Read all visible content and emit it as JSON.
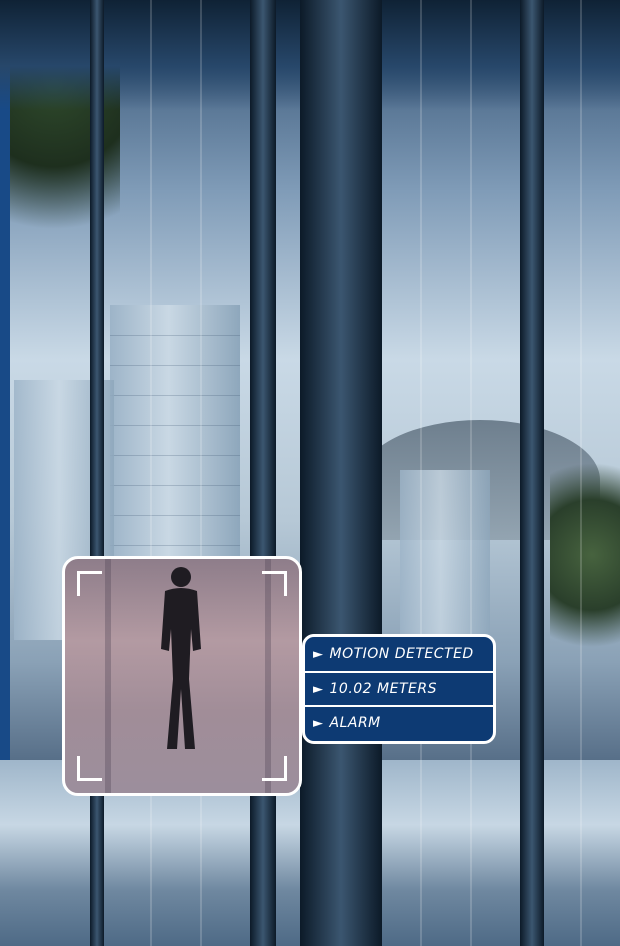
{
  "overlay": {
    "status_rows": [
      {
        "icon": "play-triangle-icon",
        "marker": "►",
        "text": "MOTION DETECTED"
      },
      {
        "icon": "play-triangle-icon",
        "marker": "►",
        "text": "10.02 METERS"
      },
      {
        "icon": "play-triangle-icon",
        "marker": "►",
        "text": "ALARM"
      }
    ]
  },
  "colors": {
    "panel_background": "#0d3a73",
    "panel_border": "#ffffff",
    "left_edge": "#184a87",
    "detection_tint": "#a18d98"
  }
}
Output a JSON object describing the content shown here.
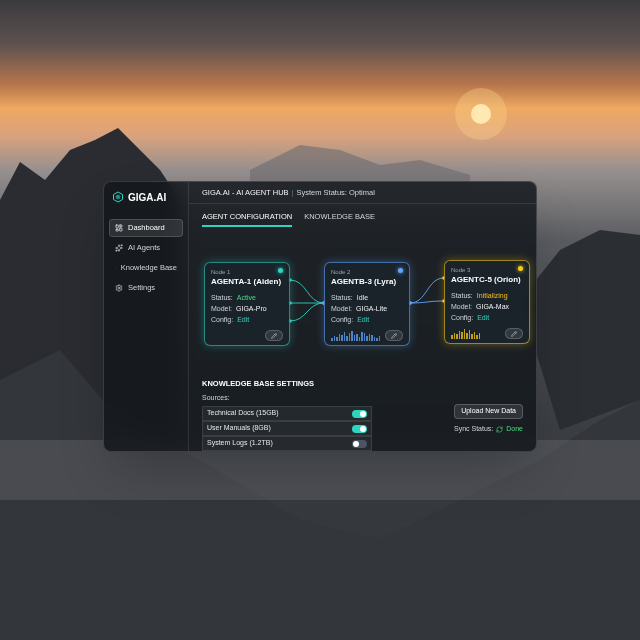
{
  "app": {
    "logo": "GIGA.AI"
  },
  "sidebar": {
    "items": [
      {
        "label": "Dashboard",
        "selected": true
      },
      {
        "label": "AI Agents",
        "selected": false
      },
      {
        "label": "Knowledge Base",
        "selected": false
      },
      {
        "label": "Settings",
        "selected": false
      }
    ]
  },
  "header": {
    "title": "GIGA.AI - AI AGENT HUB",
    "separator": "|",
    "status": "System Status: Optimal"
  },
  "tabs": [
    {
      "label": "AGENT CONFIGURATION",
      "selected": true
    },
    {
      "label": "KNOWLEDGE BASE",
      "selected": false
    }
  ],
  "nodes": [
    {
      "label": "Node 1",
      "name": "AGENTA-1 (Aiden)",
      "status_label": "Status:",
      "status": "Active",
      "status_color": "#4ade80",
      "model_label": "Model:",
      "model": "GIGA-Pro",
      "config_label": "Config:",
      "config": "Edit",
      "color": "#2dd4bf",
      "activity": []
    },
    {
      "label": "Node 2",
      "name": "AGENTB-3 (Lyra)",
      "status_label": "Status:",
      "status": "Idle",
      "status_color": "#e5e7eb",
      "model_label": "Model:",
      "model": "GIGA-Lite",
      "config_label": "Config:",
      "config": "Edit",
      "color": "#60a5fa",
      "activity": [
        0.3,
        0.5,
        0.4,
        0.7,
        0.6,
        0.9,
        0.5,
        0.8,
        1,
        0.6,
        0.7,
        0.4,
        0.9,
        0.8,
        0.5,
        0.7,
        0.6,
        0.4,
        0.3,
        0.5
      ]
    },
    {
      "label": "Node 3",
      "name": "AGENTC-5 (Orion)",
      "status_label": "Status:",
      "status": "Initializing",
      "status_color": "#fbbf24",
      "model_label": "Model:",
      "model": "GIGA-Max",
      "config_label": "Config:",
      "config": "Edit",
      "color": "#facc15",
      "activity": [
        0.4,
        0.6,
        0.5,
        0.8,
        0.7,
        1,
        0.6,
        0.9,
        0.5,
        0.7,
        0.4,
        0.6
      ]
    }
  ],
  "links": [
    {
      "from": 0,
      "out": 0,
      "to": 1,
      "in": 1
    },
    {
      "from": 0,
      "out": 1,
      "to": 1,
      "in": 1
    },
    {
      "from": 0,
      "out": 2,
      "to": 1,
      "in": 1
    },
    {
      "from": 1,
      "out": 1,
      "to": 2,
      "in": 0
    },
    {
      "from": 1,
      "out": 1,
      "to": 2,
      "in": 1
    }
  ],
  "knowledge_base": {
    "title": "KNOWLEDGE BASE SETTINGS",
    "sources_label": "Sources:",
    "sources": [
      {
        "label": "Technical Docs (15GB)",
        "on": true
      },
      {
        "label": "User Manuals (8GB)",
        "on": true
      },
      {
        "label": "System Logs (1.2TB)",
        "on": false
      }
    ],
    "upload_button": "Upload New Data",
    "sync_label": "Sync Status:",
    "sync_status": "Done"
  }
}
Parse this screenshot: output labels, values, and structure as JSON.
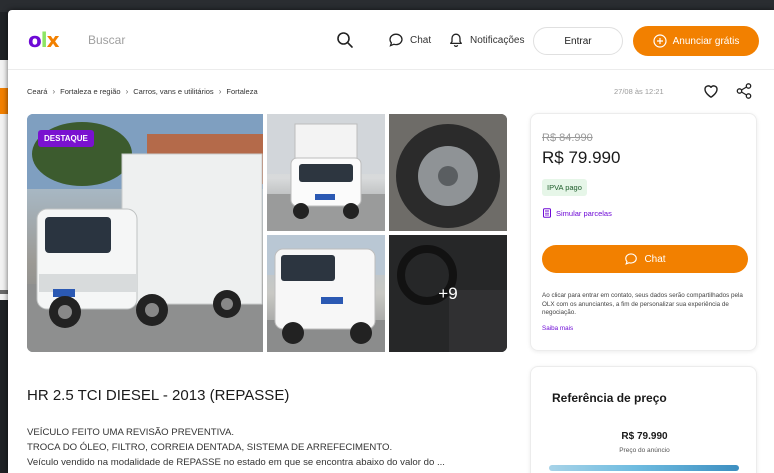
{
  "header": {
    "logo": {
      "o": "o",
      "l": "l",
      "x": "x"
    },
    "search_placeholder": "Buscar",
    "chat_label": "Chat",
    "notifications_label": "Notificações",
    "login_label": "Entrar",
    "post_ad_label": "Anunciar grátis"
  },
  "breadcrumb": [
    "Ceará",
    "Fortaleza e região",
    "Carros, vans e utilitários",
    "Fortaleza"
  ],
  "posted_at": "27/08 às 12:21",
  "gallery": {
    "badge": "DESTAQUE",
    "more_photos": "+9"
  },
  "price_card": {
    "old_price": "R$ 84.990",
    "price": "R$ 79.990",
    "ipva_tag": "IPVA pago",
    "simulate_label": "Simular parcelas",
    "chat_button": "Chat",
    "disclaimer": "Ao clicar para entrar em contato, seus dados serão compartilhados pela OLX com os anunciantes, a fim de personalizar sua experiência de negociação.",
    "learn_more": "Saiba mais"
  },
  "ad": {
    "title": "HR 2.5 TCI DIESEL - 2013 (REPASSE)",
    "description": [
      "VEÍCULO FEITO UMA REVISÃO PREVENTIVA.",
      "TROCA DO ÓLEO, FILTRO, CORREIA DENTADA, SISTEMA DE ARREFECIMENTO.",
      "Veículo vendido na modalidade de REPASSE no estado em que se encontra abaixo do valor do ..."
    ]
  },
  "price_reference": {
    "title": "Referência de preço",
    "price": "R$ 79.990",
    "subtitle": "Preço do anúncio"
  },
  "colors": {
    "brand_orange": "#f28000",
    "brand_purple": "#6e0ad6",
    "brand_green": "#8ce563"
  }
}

## Written exercise:
Look through the data above. Each line containing the word "true" needs to be copied.

## Output for this task:
        "selected": true
      "selected": true
        "on": true
        "on": true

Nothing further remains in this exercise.